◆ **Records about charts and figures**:
-------

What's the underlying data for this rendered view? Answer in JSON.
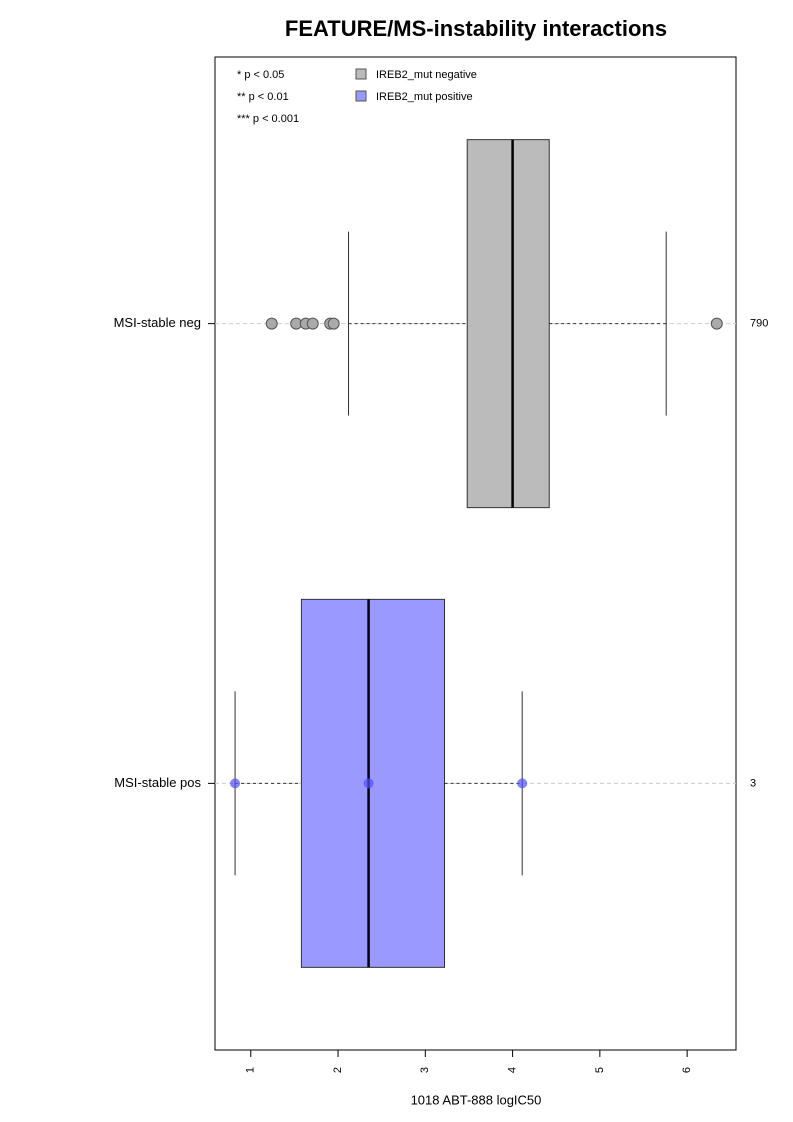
{
  "chart_data": {
    "type": "boxplot",
    "title": "FEATURE/MS-instability interactions",
    "x_label": "1018 ABT-888 logIC50",
    "xlim": [
      0.59,
      6.56
    ],
    "xticks": [
      1,
      2,
      3,
      4,
      5,
      6
    ],
    "annotations": [
      "* p < 0.05",
      "** p < 0.01",
      "*** p < 0.001"
    ],
    "series": [
      {
        "name": "IREB2_mut negative",
        "color": "#bbbbbb",
        "category": "MSI-stable neg",
        "count": 790,
        "whisker_low": 2.12,
        "q1": 3.48,
        "median": 4.0,
        "q3": 4.42,
        "whisker_high": 5.76,
        "points": [
          1.24,
          1.52,
          1.63,
          1.71,
          1.91,
          1.95,
          6.34
        ]
      },
      {
        "name": "IREB2_mut positive",
        "color": "#9999ff",
        "category": "MSI-stable pos",
        "count": 3,
        "whisker_low": 0.82,
        "q1": 1.58,
        "median": 2.35,
        "q3": 3.22,
        "whisker_high": 4.11,
        "points": [
          0.82,
          2.35,
          4.11
        ]
      }
    ]
  }
}
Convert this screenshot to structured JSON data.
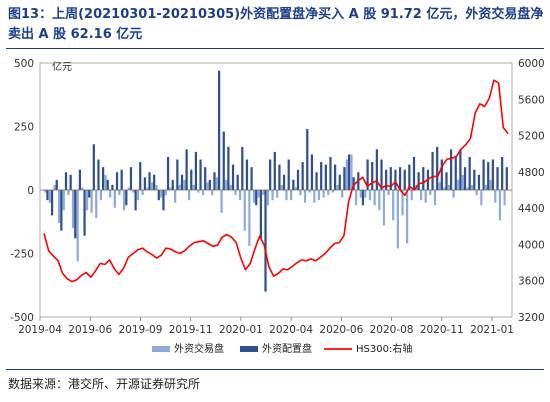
{
  "header": {
    "title": "图13：上周(20210301-20210305)外资配置盘净买入 A 股 91.72 亿元，外资交易盘净卖出 A 股 62.16 亿元"
  },
  "footer": {
    "source": "数据来源：港交所、开源证券研究所"
  },
  "chart_data": {
    "type": "bar",
    "unit_label": "亿元",
    "x_ticks": [
      "2019-04",
      "2019-06",
      "2019-09",
      "2019-11",
      "2020-01",
      "2020-04",
      "2020-06",
      "2020-08",
      "2020-11",
      "2021-01"
    ],
    "y_left": {
      "range": [
        -500,
        500
      ],
      "ticks": [
        -500,
        -250,
        0,
        250,
        500
      ]
    },
    "y_right": {
      "range": [
        3200,
        6000
      ],
      "ticks": [
        3200,
        3600,
        4000,
        4400,
        4800,
        5200,
        5600,
        6000
      ]
    },
    "colors": {
      "trading": "#8eaadb",
      "allocation": "#2f4f8f",
      "hs300": "#ff0000"
    },
    "legend": [
      "外资交易盘",
      "外资配置盘",
      "HS300:右轴"
    ],
    "series": [
      {
        "name": "外资交易盘",
        "axis": "left",
        "values": [
          -10,
          -50,
          20,
          -130,
          -80,
          -20,
          -150,
          -280,
          10,
          -80,
          -90,
          -110,
          -40,
          60,
          -30,
          -70,
          -20,
          -80,
          10,
          -10,
          -40,
          -20,
          10,
          30,
          20,
          -30,
          -20,
          10,
          -50,
          20,
          40,
          -40,
          20,
          -10,
          -20,
          30,
          -20,
          50,
          -90,
          40,
          20,
          -20,
          -40,
          -160,
          -220,
          -50,
          -30,
          -20,
          -60,
          -40,
          -30,
          20,
          -40,
          -40,
          10,
          -20,
          -50,
          -10,
          -50,
          -40,
          -30,
          -20,
          -10,
          20,
          -30,
          120,
          140,
          -60,
          -30,
          -30,
          -40,
          -60,
          -80,
          -140,
          -20,
          -120,
          -230,
          -100,
          -210,
          -40,
          20,
          -40,
          -50,
          -20,
          -60,
          30,
          10,
          20,
          -30,
          40,
          60,
          10,
          20,
          -20,
          -60,
          20,
          40,
          -50,
          -120,
          -60
        ]
      },
      {
        "name": "外资配置盘",
        "axis": "left",
        "values": [
          -40,
          -100,
          40,
          -160,
          70,
          60,
          -190,
          80,
          -180,
          -30,
          180,
          120,
          90,
          40,
          20,
          70,
          80,
          -60,
          90,
          -80,
          110,
          50,
          70,
          60,
          -40,
          -80,
          130,
          40,
          120,
          60,
          160,
          80,
          150,
          120,
          90,
          40,
          70,
          470,
          230,
          170,
          100,
          60,
          170,
          120,
          90,
          -60,
          -190,
          -400,
          120,
          150,
          100,
          60,
          120,
          40,
          80,
          110,
          240,
          140,
          70,
          110,
          100,
          130,
          100,
          60,
          90,
          140,
          50,
          70,
          -60,
          120,
          110,
          160,
          120,
          80,
          90,
          80,
          90,
          80,
          100,
          130,
          70,
          90,
          80,
          150,
          170,
          120,
          70,
          160,
          130,
          160,
          90,
          130,
          80,
          60,
          120,
          110,
          120,
          90,
          130,
          90
        ]
      },
      {
        "name": "HS300:右轴",
        "axis": "right",
        "values": [
          4120,
          3930,
          3870,
          3820,
          3680,
          3620,
          3590,
          3610,
          3660,
          3690,
          3640,
          3710,
          3790,
          3780,
          3830,
          3730,
          3670,
          3740,
          3860,
          3900,
          3940,
          3960,
          3920,
          3890,
          3850,
          3880,
          3960,
          3950,
          3920,
          3900,
          3930,
          3980,
          4020,
          4030,
          4040,
          4010,
          3980,
          3990,
          4080,
          4110,
          4080,
          4020,
          3850,
          3720,
          3790,
          3950,
          4090,
          3990,
          3750,
          3650,
          3680,
          3730,
          3720,
          3760,
          3800,
          3830,
          3820,
          3840,
          3820,
          3860,
          3900,
          3960,
          4010,
          4020,
          4100,
          4470,
          4650,
          4700,
          4740,
          4640,
          4680,
          4700,
          4620,
          4650,
          4640,
          4690,
          4600,
          4540,
          4640,
          4600,
          4670,
          4680,
          4720,
          4750,
          4750,
          4870,
          4940,
          4950,
          4970,
          5050,
          5100,
          5170,
          5450,
          5550,
          5520,
          5610,
          5810,
          5780,
          5290,
          5220
        ]
      }
    ]
  }
}
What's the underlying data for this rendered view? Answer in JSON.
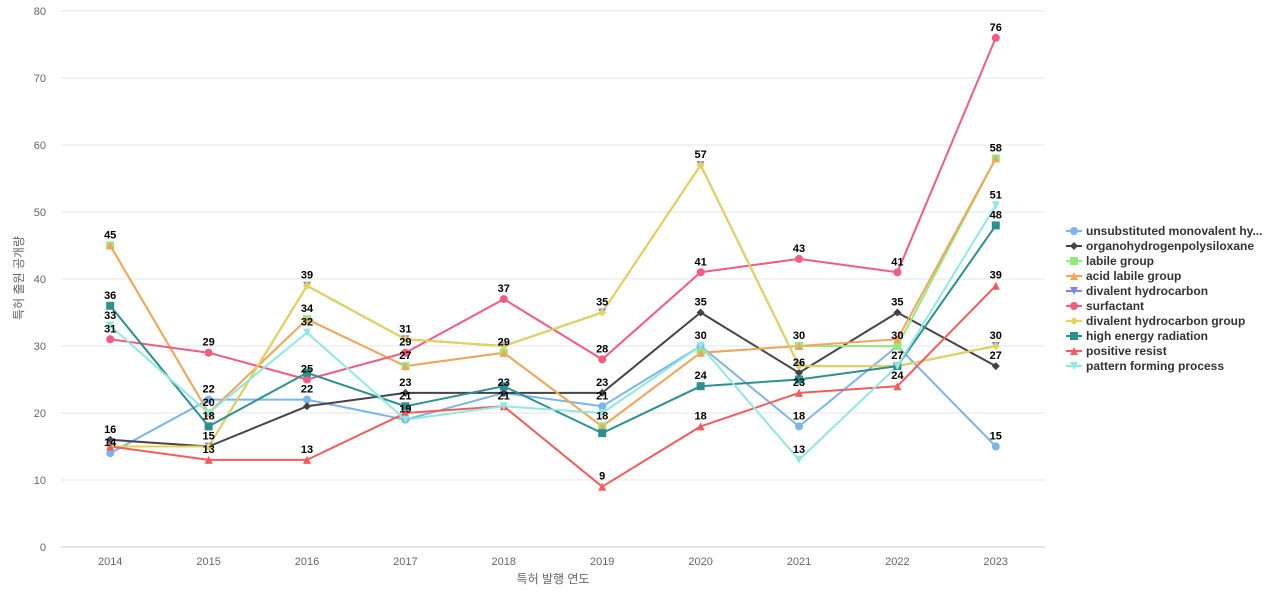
{
  "chart_data": {
    "type": "line",
    "xlabel": "특허 발행 연도",
    "ylabel": "특허 출원 공개량",
    "ylim": [
      0,
      80
    ],
    "yticks": [
      0,
      10,
      20,
      30,
      40,
      50,
      60,
      70,
      80
    ],
    "grid": true,
    "legend_position": "right",
    "categories": [
      "2014",
      "2015",
      "2016",
      "2017",
      "2018",
      "2019",
      "2020",
      "2021",
      "2022",
      "2023"
    ],
    "series": [
      {
        "name": "unsubstituted monovalent hy...",
        "color": "#7cb5ec",
        "marker": "circle",
        "values": [
          14,
          22,
          22,
          19,
          23,
          21,
          30,
          18,
          30,
          15
        ]
      },
      {
        "name": "organohydrogenpolysiloxane",
        "color": "#434348",
        "marker": "diamond",
        "values": [
          16,
          15,
          21,
          23,
          23,
          23,
          35,
          26,
          35,
          27
        ]
      },
      {
        "name": "labile group",
        "color": "#90ed7d",
        "marker": "square",
        "values": [
          45,
          20,
          34,
          27,
          29,
          18,
          29,
          30,
          30,
          58
        ]
      },
      {
        "name": "acid labile group",
        "color": "#f7a35c",
        "marker": "triangle",
        "values": [
          45,
          20,
          34,
          27,
          29,
          18,
          29,
          30,
          31,
          58
        ]
      },
      {
        "name": "divalent hydrocarbon",
        "color": "#8085e9",
        "marker": "triangle-down",
        "values": [
          15,
          15,
          39,
          31,
          30,
          35,
          57,
          27,
          27,
          30
        ]
      },
      {
        "name": "surfactant",
        "color": "#f15c80",
        "marker": "circle",
        "values": [
          31,
          29,
          25,
          29,
          37,
          28,
          41,
          43,
          41,
          76
        ]
      },
      {
        "name": "divalent hydrocarbon group",
        "color": "#e4d354",
        "marker": "diamond",
        "values": [
          15,
          15,
          39,
          31,
          30,
          35,
          57,
          27,
          27,
          30
        ]
      },
      {
        "name": "high energy radiation",
        "color": "#2b908f",
        "marker": "square",
        "values": [
          36,
          18,
          26,
          21,
          24,
          17,
          24,
          25,
          27,
          48
        ]
      },
      {
        "name": "positive resist",
        "color": "#f45b5b",
        "marker": "triangle",
        "values": [
          15,
          13,
          13,
          20,
          21,
          9,
          18,
          23,
          24,
          39
        ]
      },
      {
        "name": "pattern forming process",
        "color": "#91e8e1",
        "marker": "triangle-down",
        "values": [
          33,
          20,
          32,
          19,
          21,
          20,
          30,
          13,
          27,
          51
        ]
      }
    ],
    "data_labels": [
      {
        "x": "2014",
        "y": 45,
        "text": "45"
      },
      {
        "x": "2014",
        "y": 36,
        "text": "36"
      },
      {
        "x": "2014",
        "y": 33,
        "text": "33"
      },
      {
        "x": "2014",
        "y": 31,
        "text": "31"
      },
      {
        "x": "2014",
        "y": 16,
        "text": "16"
      },
      {
        "x": "2014",
        "y": 14,
        "text": "14"
      },
      {
        "x": "2015",
        "y": 29,
        "text": "29"
      },
      {
        "x": "2015",
        "y": 22,
        "text": "22"
      },
      {
        "x": "2015",
        "y": 20,
        "text": "20"
      },
      {
        "x": "2015",
        "y": 18,
        "text": "18"
      },
      {
        "x": "2015",
        "y": 15,
        "text": "15"
      },
      {
        "x": "2015",
        "y": 13,
        "text": "13"
      },
      {
        "x": "2016",
        "y": 39,
        "text": "39"
      },
      {
        "x": "2016",
        "y": 34,
        "text": "34"
      },
      {
        "x": "2016",
        "y": 32,
        "text": "32"
      },
      {
        "x": "2016",
        "y": 25,
        "text": "25"
      },
      {
        "x": "2016",
        "y": 22,
        "text": "22"
      },
      {
        "x": "2016",
        "y": 13,
        "text": "13"
      },
      {
        "x": "2017",
        "y": 31,
        "text": "31"
      },
      {
        "x": "2017",
        "y": 29,
        "text": "29"
      },
      {
        "x": "2017",
        "y": 27,
        "text": "27"
      },
      {
        "x": "2017",
        "y": 23,
        "text": "23"
      },
      {
        "x": "2017",
        "y": 21,
        "text": "21"
      },
      {
        "x": "2017",
        "y": 19,
        "text": "19"
      },
      {
        "x": "2018",
        "y": 37,
        "text": "37"
      },
      {
        "x": "2018",
        "y": 29,
        "text": "29"
      },
      {
        "x": "2018",
        "y": 23,
        "text": "23"
      },
      {
        "x": "2018",
        "y": 21,
        "text": "21"
      },
      {
        "x": "2019",
        "y": 35,
        "text": "35"
      },
      {
        "x": "2019",
        "y": 28,
        "text": "28"
      },
      {
        "x": "2019",
        "y": 23,
        "text": "23"
      },
      {
        "x": "2019",
        "y": 21,
        "text": "21"
      },
      {
        "x": "2019",
        "y": 18,
        "text": "18"
      },
      {
        "x": "2019",
        "y": 9,
        "text": "9"
      },
      {
        "x": "2020",
        "y": 57,
        "text": "57"
      },
      {
        "x": "2020",
        "y": 41,
        "text": "41"
      },
      {
        "x": "2020",
        "y": 35,
        "text": "35"
      },
      {
        "x": "2020",
        "y": 30,
        "text": "30"
      },
      {
        "x": "2020",
        "y": 24,
        "text": "24"
      },
      {
        "x": "2020",
        "y": 18,
        "text": "18"
      },
      {
        "x": "2021",
        "y": 43,
        "text": "43"
      },
      {
        "x": "2021",
        "y": 30,
        "text": "30"
      },
      {
        "x": "2021",
        "y": 26,
        "text": "26"
      },
      {
        "x": "2021",
        "y": 23,
        "text": "23"
      },
      {
        "x": "2021",
        "y": 18,
        "text": "18"
      },
      {
        "x": "2021",
        "y": 13,
        "text": "13"
      },
      {
        "x": "2022",
        "y": 41,
        "text": "41"
      },
      {
        "x": "2022",
        "y": 35,
        "text": "35"
      },
      {
        "x": "2022",
        "y": 30,
        "text": "30"
      },
      {
        "x": "2022",
        "y": 27,
        "text": "27"
      },
      {
        "x": "2022",
        "y": 24,
        "text": "24"
      },
      {
        "x": "2023",
        "y": 76,
        "text": "76"
      },
      {
        "x": "2023",
        "y": 58,
        "text": "58"
      },
      {
        "x": "2023",
        "y": 51,
        "text": "51"
      },
      {
        "x": "2023",
        "y": 48,
        "text": "48"
      },
      {
        "x": "2023",
        "y": 39,
        "text": "39"
      },
      {
        "x": "2023",
        "y": 30,
        "text": "30"
      },
      {
        "x": "2023",
        "y": 27,
        "text": "27"
      },
      {
        "x": "2023",
        "y": 15,
        "text": "15"
      }
    ]
  }
}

-------

◆ **EXERCISE DIRECTIONS**: Look through the data above. Copy every line with the string "hydrocarbon" in it.

◆ **REPLY TO THE TASK**:
        "name": "divalent hydrocarbon",
        "name": "divalent hydrocarbon group",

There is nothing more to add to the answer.